§ **WHAT TO DO**
Using the records below, report how many lines hold "Onderhouds", with no extra text.

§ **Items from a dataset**
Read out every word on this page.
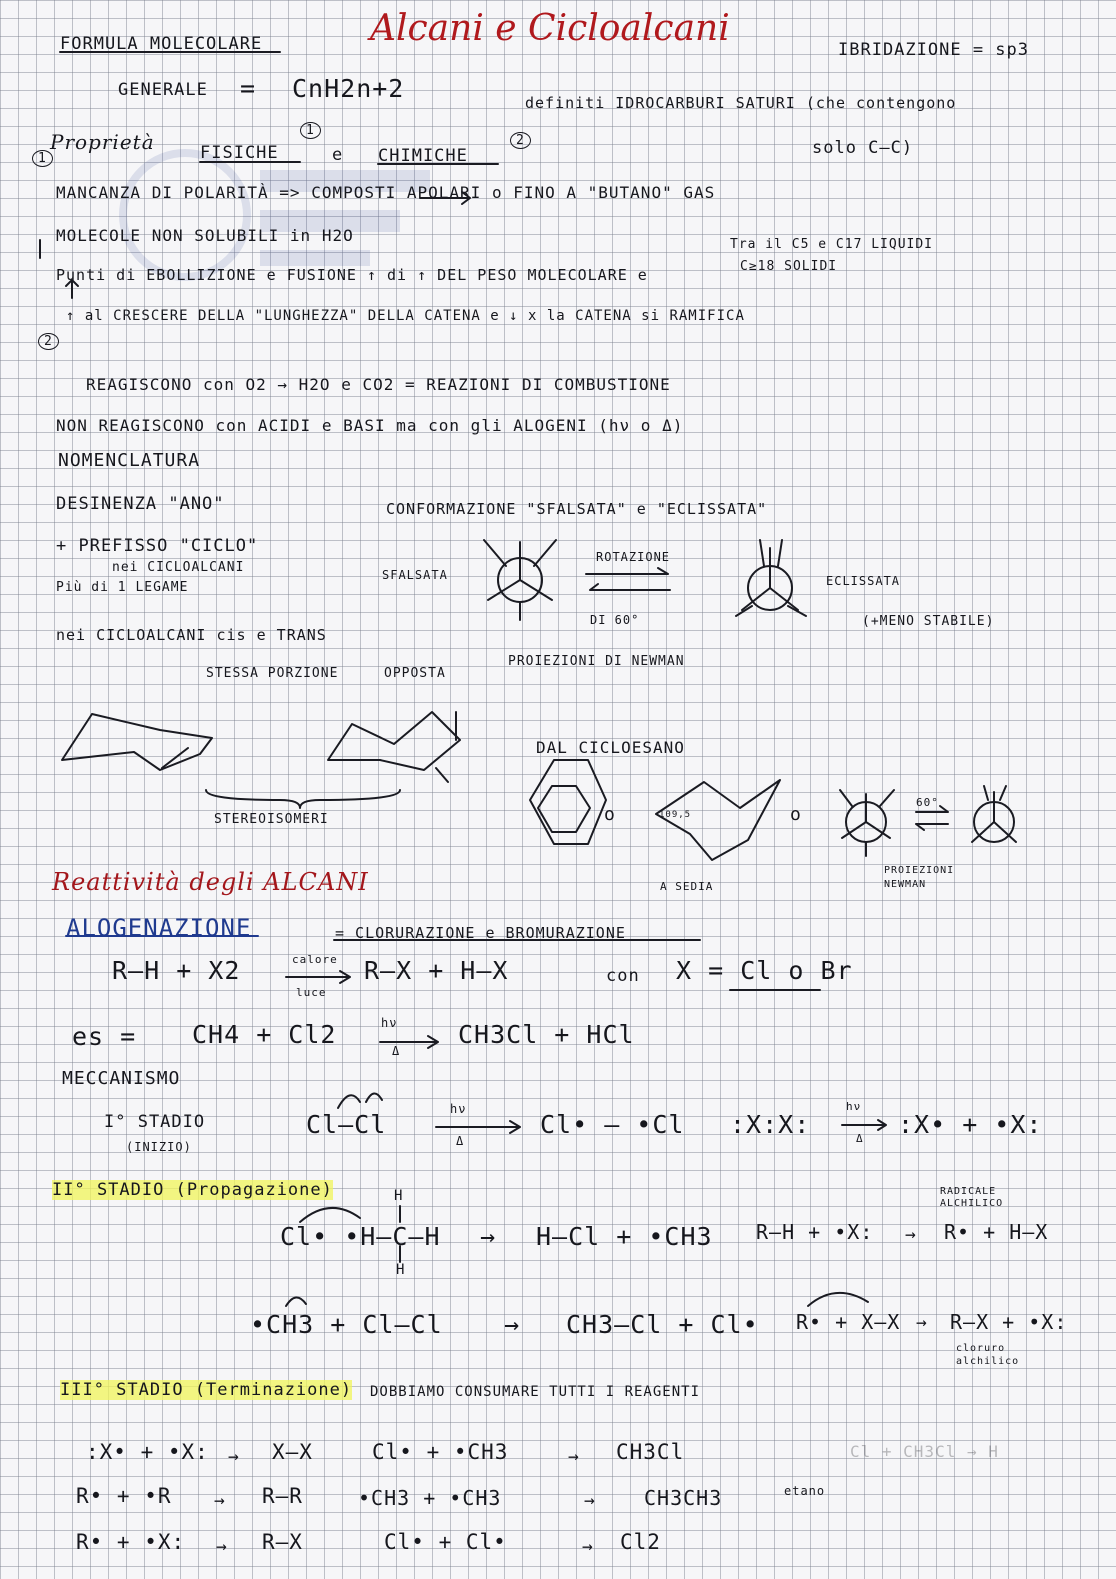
FORMULA MOLECOLARE	Alcani e Cicloalcani
IBRIDAZIONE = sp3
GENERALE = CnH2n+2	definiti IDROCARBURI SATURI (che contengono
solo C–C)
Proprietà	FISICHE
1
e CHIMICHE
2
1
MANCANZA DI POLARITÀ => COMPOSTI APOLARI o FINO A "BUTANO" GAS
MOLECOLE NON SOLUBILI in H2O	Tra il C5 e C17 LIQUIDI
C≥18 SOLIDI
Punti di EBOLLIZIONE e FUSIONE ↑ di ↑ DEL PESO MOLECOLARE e
↑ al CRESCERE DELLA "LUNGHEZZA" DELLA CATENA e ↓ x la CATENA si RAMIFICA
2
REAGISCONO con O2 → H2O e CO2 = REAZIONI DI COMBUSTIONE
NON REAGISCONO con ACIDI e BASI ma con gli ALOGENI (hν o Δ)
NOMENCLATURA
DESINENZA "ANO"
+ PREFISSO "CICLO"
nei CICLOALCANI
Più di 1 LEGAME
nei CICLOALCANI cis e TRANS
STESSA PORZIONE	OPPOSTA
CONFORMAZIONE "SFALSATA" e "ECLISSATA"
SFALSATA
ROTAZIONE
DI 60°
ECLISSATA
(+MENO STABILE)
PROIEZIONI DI NEWMAN
DAL CICLOESANO
STEREOISOMERI
A SEDIA
109,5
o	o
60°
PROIEZIONI NEWMAN
Reattività degli ALCANI
ALOGENAZIONE	= CLORURAZIONE e BROMURAZIONE
R–H + X2	calore
luce
R–X + H–X	con X = Cl o Br
es = CH4 + Cl2	hν
Δ
CH3Cl + HCl
MECCANISMO
I° STADIO
(INIZIO)
Cl–Cl
hν
Δ
Cl• – •Cl :X:X:
hν
Δ :X• + •X:
II° STADIO (Propagazione)	RADICALE ALCHILICO
Cl• •H–C–H
H
H
→ H–Cl + •CH3 R–H + •X: → R• + H–X
•CH3 + Cl–Cl → CH3–Cl + Cl• R• + X–X → R–X + •X:
cloruro alchilico
III° STADIO (Terminazione) DOBBIAMO CONSUMARE TUTTI I REAGENTI
:X• + •X: → X–X	Cl• + •CH3	→ CH3Cl	Cl + CH3Cl → H
R• + •R → R–R	•CH3 + •CH3	→ CH3CH3	etano
R• + •X: → R–X	Cl• + Cl•	→ Cl2
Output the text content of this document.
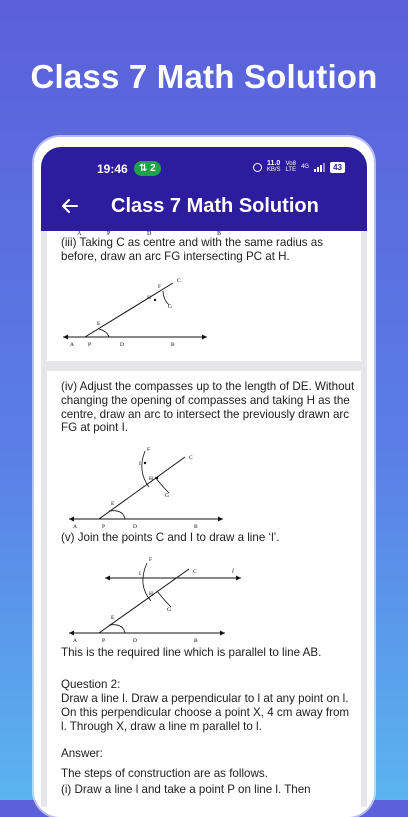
Class 7 Math Solution
19:46	⇅ 2	11.0
KB/S
Vo8
LTE 4G	43
Class 7 Math Solution
A	P	D	B
(iii) Taking C as centre and with the same radius as before, draw an arc FG intersecting PC at H.
A	P	D	B
E
H
G
F
C
(iv) Adjust the compasses up to the length of DE. Without changing the opening of compasses and taking H as the centre, draw an arc to intersect the previously drawn arc FG at point I.
A	P	D	B
E
H
G
F
I
C
(v) Join the points C and I to draw a line ‘l’.
A	P	D	B
E
H
G
F
I	C	l
This is the required line which is parallel to line AB.
Question 2:
Draw a line l. Draw a perpendicular to l at any point on l. On this perpendicular choose a point X, 4 cm away from l. Through X, draw a line m parallel to l.
Answer:
The steps of construction are as follows.
(i) Draw a line l and take a point P on line l. Then
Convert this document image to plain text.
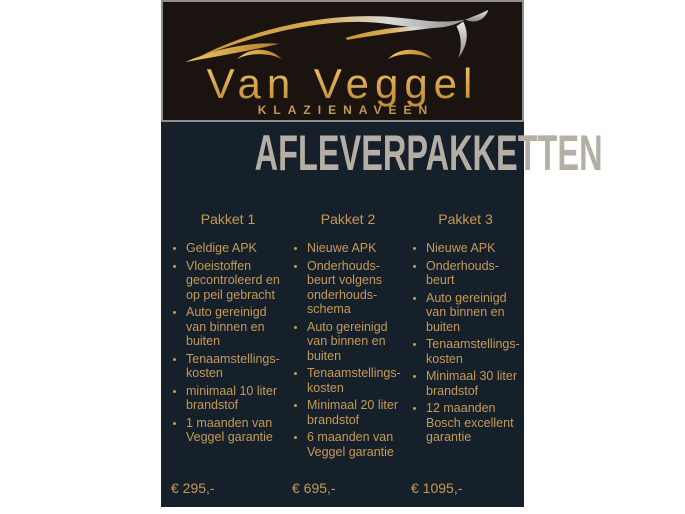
Van Veggel
KLAZIENAVEEN
AFLEVERPAKKETTEN
Pakket 1
• Geldige APK
• Vloeistoffen gecontroleerd en op peil gebracht
• Auto gereinigd van binnen en buiten
• Tenaamstellings-kosten
• minimaal 10 liter brandstof
• 1 maanden van Veggel garantie
€ 295,-
Pakket 2
• Nieuwe APK
• Onderhouds-beurt volgens onderhouds-schema
• Auto gereinigd van binnen en buiten
• Tenaamstellings-kosten
• Minimaal 20 liter brandstof
• 6 maanden van Veggel garantie
€ 695,-
Pakket 3
• Nieuwe APK
• Onderhouds-beurt
• Auto gereinigd van binnen en buiten
• Tenaamstellings-kosten
• Minimaal 30 liter brandstof
• 12 maanden Bosch excellent garantie
€ 1095,-
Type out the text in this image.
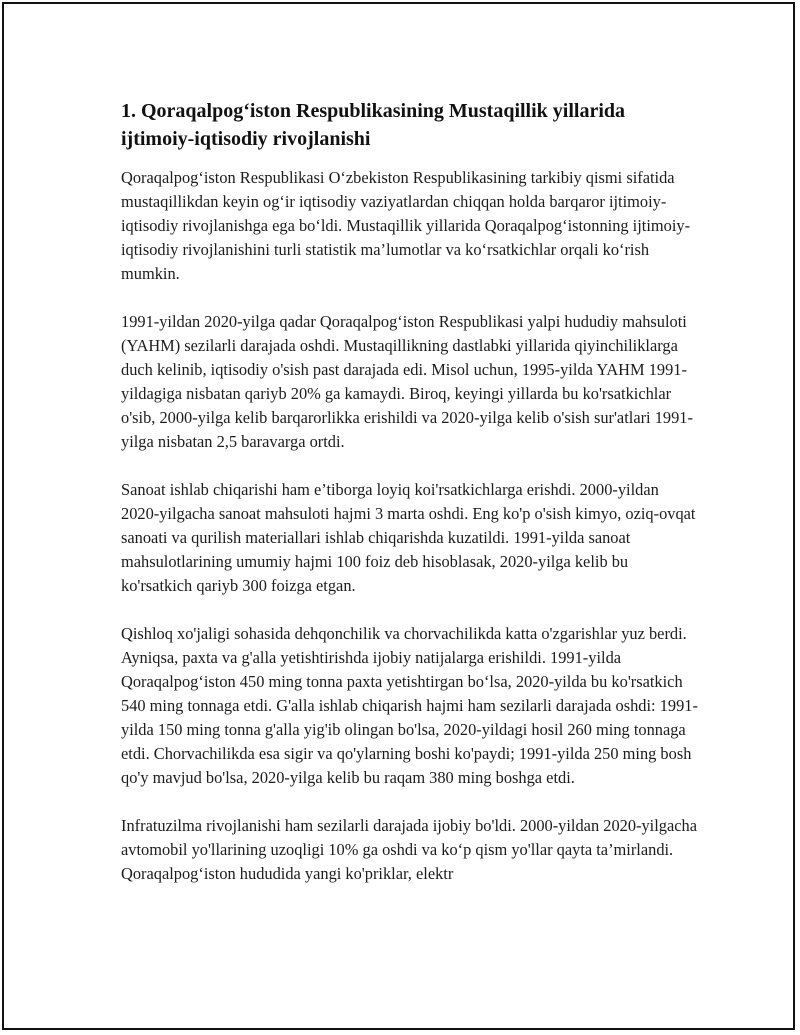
1. Qoraqalpog‘iston Respublikasining Mustaqillik yillarida ijtimoiy-iqtisodiy rivojlanishi

Qoraqalpog‘iston Respublikasi O‘zbekiston Respublikasining tarkibiy qismi sifatida mustaqillikdan keyin og‘ir iqtisodiy vaziyatlardan chiqqan holda barqaror ijtimoiy-iqtisodiy rivojlanishga ega bo‘ldi. Mustaqillik yillarida Qoraqalpog‘istonning ijtimoiy-iqtisodiy rivojlanishini turli statistik ma’lumotlar va ko‘rsatkichlar orqali ko‘rish mumkin.

1991-yildan 2020-yilga qadar Qoraqalpog‘iston Respublikasi yalpi hududiy mahsuloti (YAHM) sezilarli darajada oshdi. Mustaqillikning dastlabki yillarida qiyinchiliklarga duch kelinib, iqtisodiy o'sish past darajada edi. Misol uchun, 1995-yilda YAHM 1991-yildagiga nisbatan qariyb 20% ga kamaydi. Biroq, keyingi yillarda bu ko'rsatkichlar o'sib, 2000-yilga kelib barqarorlikka erishildi va 2020-yilga kelib o'sish sur'atlari 1991-yilga nisbatan 2,5 baravarga ortdi.

Sanoat ishlab chiqarishi ham e’tiborga loyiq koi'rsatkichlarga erishdi. 2000-yildan 2020-yilgacha sanoat mahsuloti hajmi 3 marta oshdi. Eng ko'p o'sish kimyo, oziq-ovqat sanoati va qurilish materiallari ishlab chiqarishda kuzatildi. 1991-yilda sanoat mahsulotlarining umumiy hajmi 100 foiz deb hisoblasak, 2020-yilga kelib bu ko'rsatkich qariyb 300 foizga etgan.

Qishloq xo'jaligi sohasida dehqonchilik va chorvachilikda katta o'zgarishlar yuz berdi. Ayniqsa, paxta va g'alla yetishtirishda ijobiy natijalarga erishildi. 1991-yilda Qoraqalpog‘iston 450 ming tonna paxta yetishtirgan bo‘lsa, 2020-yilda bu ko'rsatkich 540 ming tonnaga etdi. G'alla ishlab chiqarish hajmi ham sezilarli darajada oshdi: 1991-yilda 150 ming tonna g'alla yig'ib olingan bo'lsa, 2020-yildagi hosil 260 ming tonnaga etdi. Chorvachilikda esa sigir va qo'ylarning boshi ko'paydi; 1991-yilda 250 ming bosh qo'y mavjud bo'lsa, 2020-yilga kelib bu raqam 380 ming boshga etdi.

Infratuzilma rivojlanishi ham sezilarli darajada ijobiy bo'ldi. 2000-yildan 2020-yilgacha avtomobil yo'llarining uzoqligi 10% ga oshdi va ko‘p qism yo'llar qayta ta’mirlandi. Qoraqalpog‘iston hududida yangi ko'priklar, elektr
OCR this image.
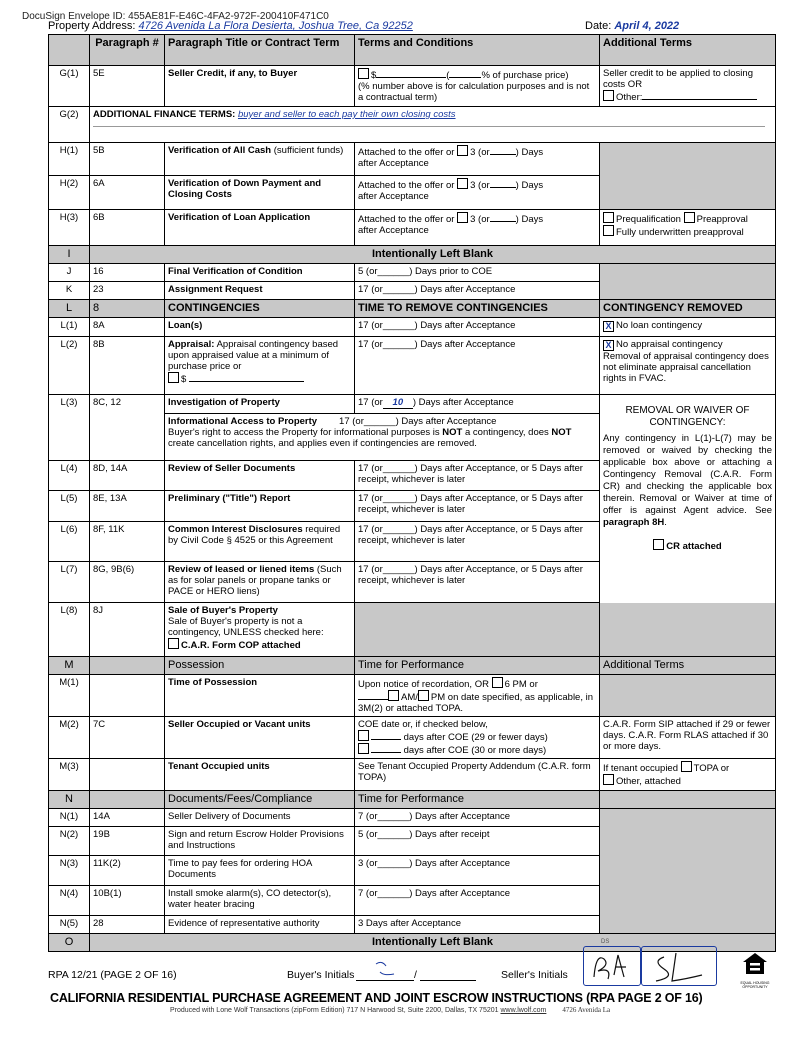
DocuSign Envelope ID: 455AE81F-E46C-4FA2-972F-200410F471C0
Property Address: 4726 Avenida La Flora Desierta, Joshua Tree, Ca 92252	Date: April 4, 2022
	Paragraph #	Paragraph Title or Contract Term	Terms and Conditions	Additional Terms
G(1)	5E	Seller Credit, if any, to Buyer	$ ( % of purchase price)
(% number above is for calculation purposes and is not a contractual term)	Seller credit to be applied to closing costs OR
Other:
G(2)	ADDITIONAL FINANCE TERMS: buyer and seller to each pay their own closing costs			

H(1)	5B	Verification of All Cash (sufficient funds)	Attached to the offer or 3 (or ) Days
after Acceptance	
H(2)	6A	Verification of Down Payment and Closing Costs	Attached to the offer or 3 (or ) Days
after Acceptance	
H(3)	6B	Verification of Loan Application	Attached to the offer or 3 (or ) Days
after Acceptance	Prequalification Preapproval
Fully underwritten preapproval
I	Intentionally Left Blank			
J	16	Final Verification of Condition	5 (or______) Days prior to COE	
K	23	Assignment Request	17 (or______) Days after Acceptance	
L	8	CONTINGENCIES	TIME TO REMOVE CONTINGENCIES	CONTINGENCY REMOVED
L(1)	8A	Loan(s)	17 (or______) Days after Acceptance	X No loan contingency
L(2)	8B	Appraisal: Appraisal contingency based upon appraised value at a minimum of purchase price or
$	17 (or______) Days after Acceptance	X No appraisal contingency
Removal of appraisal contingency does not eliminate appraisal cancellation rights in FVAC.
L(3)	8C, 12	Investigation of Property	17 (or 10 ) Days after Acceptance	REMOVAL OR WAIVER OF CONTINGENCY:
Any contingency in L(1)-L(7) may be removed or waived by checking the applicable box above or attaching a Contingency Removal (C.A.R. Form CR) and checking the applicable box therein. Removal or Waiver at time of offer is against Agent advice. See paragraph 8H.
CR attached

		Informational Access to Property 17 (or______) Days after Acceptance
Buyer's right to access the Property for informational purposes is NOT a contingency, does NOT create cancellation rights, and applies even if contingencies are removed.		
L(4)	8D, 14A	Review of Seller Documents	17 (or______) Days after Acceptance, or 5 Days after receipt, whichever is later	
L(5)	8E, 13A	Preliminary ("Title") Report	17 (or______) Days after Acceptance, or 5 Days after receipt, whichever is later	
L(6)	8F, 11K	Common Interest Disclosures required by Civil Code § 4525 or this Agreement	17 (or______) Days after Acceptance, or 5 Days after receipt, whichever is later	
L(7)	8G, 9B(6)	Review of leased or liened items (Such as for solar panels or propane tanks or PACE or HERO liens)	17 (or______) Days after Acceptance, or 5 Days after receipt, whichever is later	
L(8)	8J	Sale of Buyer's Property
Sale of Buyer's property is not a contingency, UNLESS checked here:
C.A.R. Form COP attached		
M		Possession	Time for Performance	Additional Terms
M(1)		Time of Possession	Upon notice of recordation, OR 6 PM or
AM/ PM on date specified, as applicable, in 3M(2) or attached TOPA.	
M(2)	7C	Seller Occupied or Vacant units	COE date or, if checked below,
days after COE (29 or fewer days)
days after COE (30 or more days)	C.A.R. Form SIP attached if 29 or fewer days. C.A.R. Form RLAS attached if 30 or more days.
M(3)		Tenant Occupied units	See Tenant Occupied Property Addendum (C.A.R. form TOPA)	If tenant occupied TOPA or
Other, attached
N		Documents/Fees/Compliance	Time for Performance	
N(1)	14A	Seller Delivery of Documents	7 (or______) Days after Acceptance	
N(2)	19B	Sign and return Escrow Holder Provisions and Instructions	5 (or______) Days after receipt	
N(3)	11K(2)	Time to pay fees for ordering HOA Documents	3 (or______) Days after Acceptance	
N(4)	10B(1)	Install smoke alarm(s), CO detector(s), water heater bracing	7 (or______) Days after Acceptance	
N(5)	28	Evidence of representative authority	3 Days after Acceptance	
O	Intentionally Left Blank			
RPA 12/21 (PAGE 2 OF 16)	Buyer's Initials	/	Seller's Initials
DS
EQUAL HOUSING OPPORTUNITY
CALIFORNIA RESIDENTIAL PURCHASE AGREEMENT AND JOINT ESCROW INSTRUCTIONS (RPA PAGE 2 OF 16)
Produced with Lone Wolf Transactions (zipForm Edition) 717 N Harwood St, Suite 2200, Dallas, TX 75201 www.lwolf.com 4726 Avenida La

§ **CORRECT RESULT**
2